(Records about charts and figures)
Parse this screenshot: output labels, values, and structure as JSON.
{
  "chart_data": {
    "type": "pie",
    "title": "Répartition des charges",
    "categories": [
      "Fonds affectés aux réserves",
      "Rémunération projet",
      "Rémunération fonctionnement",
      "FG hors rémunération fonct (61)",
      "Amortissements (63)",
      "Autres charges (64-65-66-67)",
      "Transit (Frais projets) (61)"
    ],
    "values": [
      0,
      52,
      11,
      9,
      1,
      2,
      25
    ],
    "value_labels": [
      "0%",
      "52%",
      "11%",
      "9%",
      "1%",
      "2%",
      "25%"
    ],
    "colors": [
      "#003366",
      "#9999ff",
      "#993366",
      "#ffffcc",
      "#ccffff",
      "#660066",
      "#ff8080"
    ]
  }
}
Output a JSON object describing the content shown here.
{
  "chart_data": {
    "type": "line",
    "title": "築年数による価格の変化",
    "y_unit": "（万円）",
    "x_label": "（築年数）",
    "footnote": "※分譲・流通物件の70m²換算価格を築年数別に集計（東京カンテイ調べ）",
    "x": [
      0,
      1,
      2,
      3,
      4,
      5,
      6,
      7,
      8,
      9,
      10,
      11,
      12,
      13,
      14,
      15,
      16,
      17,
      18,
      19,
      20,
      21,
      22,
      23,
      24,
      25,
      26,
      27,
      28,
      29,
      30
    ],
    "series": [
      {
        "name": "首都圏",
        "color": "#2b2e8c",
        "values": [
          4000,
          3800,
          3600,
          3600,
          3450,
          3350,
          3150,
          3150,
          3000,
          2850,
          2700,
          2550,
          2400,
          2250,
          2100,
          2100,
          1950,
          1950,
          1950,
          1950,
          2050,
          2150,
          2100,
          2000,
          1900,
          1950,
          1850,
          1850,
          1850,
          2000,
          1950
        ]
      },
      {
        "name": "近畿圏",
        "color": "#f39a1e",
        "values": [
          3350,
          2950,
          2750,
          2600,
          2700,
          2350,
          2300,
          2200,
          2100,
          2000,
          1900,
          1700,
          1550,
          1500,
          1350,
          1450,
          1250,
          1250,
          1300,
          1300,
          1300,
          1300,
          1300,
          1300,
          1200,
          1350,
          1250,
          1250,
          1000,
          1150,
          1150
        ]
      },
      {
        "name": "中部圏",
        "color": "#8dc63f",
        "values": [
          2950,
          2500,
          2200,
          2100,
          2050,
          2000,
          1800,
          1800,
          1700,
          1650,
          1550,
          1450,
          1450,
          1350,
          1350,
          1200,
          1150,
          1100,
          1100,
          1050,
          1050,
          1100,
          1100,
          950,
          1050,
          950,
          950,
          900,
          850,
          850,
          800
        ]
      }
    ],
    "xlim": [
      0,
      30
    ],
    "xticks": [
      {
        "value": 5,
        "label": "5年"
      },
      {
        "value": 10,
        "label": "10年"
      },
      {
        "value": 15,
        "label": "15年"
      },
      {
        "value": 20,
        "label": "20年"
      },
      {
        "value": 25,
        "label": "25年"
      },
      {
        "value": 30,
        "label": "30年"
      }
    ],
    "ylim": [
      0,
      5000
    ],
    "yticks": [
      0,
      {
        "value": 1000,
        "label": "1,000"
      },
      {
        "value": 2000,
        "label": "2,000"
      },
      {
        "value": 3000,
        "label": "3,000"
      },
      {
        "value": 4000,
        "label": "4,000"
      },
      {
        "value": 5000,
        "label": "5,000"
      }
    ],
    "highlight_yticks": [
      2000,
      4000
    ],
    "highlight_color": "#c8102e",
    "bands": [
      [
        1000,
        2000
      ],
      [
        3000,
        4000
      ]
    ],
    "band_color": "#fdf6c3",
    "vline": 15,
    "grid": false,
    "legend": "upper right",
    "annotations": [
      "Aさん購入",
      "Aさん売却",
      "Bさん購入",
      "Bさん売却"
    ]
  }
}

> [Your goal]: Find the string "JSON" in the entries above and return each line that holds it.

> [Completed exercise]:
Parse this screenshot: output labels, values, and structure as JSON.
Output a JSON object describing the content shown here.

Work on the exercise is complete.